[start of Data shown]

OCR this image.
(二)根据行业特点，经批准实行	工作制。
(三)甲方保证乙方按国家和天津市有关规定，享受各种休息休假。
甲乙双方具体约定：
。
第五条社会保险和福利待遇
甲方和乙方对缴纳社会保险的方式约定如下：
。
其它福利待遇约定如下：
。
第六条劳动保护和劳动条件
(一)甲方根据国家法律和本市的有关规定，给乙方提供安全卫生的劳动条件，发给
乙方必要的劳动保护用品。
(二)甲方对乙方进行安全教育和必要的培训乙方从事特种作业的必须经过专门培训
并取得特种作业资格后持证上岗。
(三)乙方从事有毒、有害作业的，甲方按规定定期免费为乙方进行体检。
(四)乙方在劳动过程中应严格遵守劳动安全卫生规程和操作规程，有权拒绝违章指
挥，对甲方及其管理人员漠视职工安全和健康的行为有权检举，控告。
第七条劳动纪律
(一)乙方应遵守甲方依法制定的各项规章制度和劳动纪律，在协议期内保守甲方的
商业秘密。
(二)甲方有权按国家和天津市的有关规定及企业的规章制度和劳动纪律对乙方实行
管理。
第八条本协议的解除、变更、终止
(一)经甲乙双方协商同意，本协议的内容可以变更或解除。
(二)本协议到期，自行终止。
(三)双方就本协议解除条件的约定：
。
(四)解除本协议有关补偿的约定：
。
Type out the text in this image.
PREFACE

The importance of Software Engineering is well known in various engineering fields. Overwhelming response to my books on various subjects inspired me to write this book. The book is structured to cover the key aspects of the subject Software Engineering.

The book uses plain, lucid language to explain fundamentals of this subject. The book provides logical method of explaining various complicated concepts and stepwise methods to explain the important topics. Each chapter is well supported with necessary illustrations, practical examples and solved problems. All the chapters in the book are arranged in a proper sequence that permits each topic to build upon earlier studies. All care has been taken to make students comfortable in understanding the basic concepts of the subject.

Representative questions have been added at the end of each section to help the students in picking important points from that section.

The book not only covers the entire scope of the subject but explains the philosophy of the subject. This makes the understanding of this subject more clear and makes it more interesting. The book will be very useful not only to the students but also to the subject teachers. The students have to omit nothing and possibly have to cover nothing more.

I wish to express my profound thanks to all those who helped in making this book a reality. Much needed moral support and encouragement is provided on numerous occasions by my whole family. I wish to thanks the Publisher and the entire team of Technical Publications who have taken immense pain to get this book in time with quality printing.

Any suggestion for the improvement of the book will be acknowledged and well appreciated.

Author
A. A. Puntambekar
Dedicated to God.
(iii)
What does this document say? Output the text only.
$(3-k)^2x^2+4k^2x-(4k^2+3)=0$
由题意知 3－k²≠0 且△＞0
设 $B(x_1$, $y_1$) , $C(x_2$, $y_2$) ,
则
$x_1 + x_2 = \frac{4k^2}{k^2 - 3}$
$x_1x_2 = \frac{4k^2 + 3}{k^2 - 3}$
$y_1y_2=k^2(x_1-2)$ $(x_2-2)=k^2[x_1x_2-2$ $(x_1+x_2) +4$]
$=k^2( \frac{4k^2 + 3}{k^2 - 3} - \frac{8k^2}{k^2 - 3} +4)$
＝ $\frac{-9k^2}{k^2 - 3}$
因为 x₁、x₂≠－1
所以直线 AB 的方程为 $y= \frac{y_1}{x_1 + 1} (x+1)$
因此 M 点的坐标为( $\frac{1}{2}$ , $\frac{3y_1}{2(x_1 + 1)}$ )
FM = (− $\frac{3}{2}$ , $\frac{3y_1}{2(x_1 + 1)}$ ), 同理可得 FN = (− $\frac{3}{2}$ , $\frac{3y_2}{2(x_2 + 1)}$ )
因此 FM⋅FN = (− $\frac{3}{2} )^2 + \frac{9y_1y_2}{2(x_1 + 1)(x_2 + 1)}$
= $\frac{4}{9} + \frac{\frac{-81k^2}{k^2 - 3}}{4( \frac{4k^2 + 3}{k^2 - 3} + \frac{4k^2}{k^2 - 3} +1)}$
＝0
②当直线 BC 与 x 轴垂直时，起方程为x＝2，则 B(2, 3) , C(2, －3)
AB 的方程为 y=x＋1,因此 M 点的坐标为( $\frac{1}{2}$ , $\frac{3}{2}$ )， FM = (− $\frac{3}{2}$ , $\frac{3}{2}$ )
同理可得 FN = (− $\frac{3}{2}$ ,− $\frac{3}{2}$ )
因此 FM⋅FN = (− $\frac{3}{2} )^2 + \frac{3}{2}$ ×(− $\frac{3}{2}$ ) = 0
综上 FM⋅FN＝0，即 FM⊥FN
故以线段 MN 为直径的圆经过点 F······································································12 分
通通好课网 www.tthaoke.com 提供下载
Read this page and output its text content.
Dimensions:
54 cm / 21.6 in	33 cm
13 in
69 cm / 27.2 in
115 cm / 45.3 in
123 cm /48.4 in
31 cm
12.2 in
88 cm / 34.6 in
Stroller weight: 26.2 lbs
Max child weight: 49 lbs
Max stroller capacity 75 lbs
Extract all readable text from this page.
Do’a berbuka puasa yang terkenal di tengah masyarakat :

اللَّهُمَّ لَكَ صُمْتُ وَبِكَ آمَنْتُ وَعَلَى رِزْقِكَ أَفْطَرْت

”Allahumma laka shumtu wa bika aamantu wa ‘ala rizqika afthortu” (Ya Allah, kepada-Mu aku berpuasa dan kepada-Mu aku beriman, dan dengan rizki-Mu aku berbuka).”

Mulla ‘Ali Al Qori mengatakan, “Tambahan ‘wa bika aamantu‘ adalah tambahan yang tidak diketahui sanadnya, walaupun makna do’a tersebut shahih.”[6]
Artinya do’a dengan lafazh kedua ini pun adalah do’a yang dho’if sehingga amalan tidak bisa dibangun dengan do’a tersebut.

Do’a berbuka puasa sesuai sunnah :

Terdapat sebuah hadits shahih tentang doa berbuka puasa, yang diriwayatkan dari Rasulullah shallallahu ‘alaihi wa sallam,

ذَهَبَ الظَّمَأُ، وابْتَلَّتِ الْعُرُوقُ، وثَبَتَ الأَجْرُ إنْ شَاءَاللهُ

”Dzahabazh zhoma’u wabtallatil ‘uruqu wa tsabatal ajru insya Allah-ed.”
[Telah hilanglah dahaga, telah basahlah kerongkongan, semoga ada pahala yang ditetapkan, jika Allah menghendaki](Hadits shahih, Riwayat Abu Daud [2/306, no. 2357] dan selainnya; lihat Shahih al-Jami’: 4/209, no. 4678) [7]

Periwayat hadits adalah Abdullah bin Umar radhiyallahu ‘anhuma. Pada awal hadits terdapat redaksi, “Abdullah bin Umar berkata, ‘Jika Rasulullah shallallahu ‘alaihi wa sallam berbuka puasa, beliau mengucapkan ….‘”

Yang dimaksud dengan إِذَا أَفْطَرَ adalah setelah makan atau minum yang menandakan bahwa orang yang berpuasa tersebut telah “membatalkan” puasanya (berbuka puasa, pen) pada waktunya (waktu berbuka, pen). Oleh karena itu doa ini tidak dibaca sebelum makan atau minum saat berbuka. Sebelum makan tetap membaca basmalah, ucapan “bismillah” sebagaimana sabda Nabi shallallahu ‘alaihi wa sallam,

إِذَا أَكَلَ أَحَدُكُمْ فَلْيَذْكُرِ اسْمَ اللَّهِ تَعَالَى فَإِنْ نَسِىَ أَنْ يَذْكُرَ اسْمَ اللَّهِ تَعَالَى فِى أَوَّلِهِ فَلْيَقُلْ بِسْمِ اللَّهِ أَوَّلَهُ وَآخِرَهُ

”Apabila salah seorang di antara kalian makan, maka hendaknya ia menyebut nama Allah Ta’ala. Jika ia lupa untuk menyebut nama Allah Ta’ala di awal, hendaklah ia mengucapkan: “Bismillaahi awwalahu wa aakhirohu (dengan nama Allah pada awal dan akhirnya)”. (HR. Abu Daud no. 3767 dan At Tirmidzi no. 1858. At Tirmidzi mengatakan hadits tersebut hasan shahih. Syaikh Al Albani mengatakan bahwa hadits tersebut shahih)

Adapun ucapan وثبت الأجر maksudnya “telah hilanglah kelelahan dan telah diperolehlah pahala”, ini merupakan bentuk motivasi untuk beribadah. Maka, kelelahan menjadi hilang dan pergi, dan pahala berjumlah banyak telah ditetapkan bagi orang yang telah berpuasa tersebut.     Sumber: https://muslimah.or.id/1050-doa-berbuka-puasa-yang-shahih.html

[end of Data shown]

• **Directive**: From the listing above, copy out each line where the word "点的坐标为" appears.

• **Task solution**:
因此 M 点的坐标为( $\frac{1}{2}$ , $\frac{3y_1}{2(x_1 + 1)}$ )
AB 的方程为 y=x＋1,因此 M 点的坐标为( $\frac{1}{2}$ , $\frac{3}{2}$ )， FM = (− $\frac{3}{2}$ , $\frac{3}{2}$ )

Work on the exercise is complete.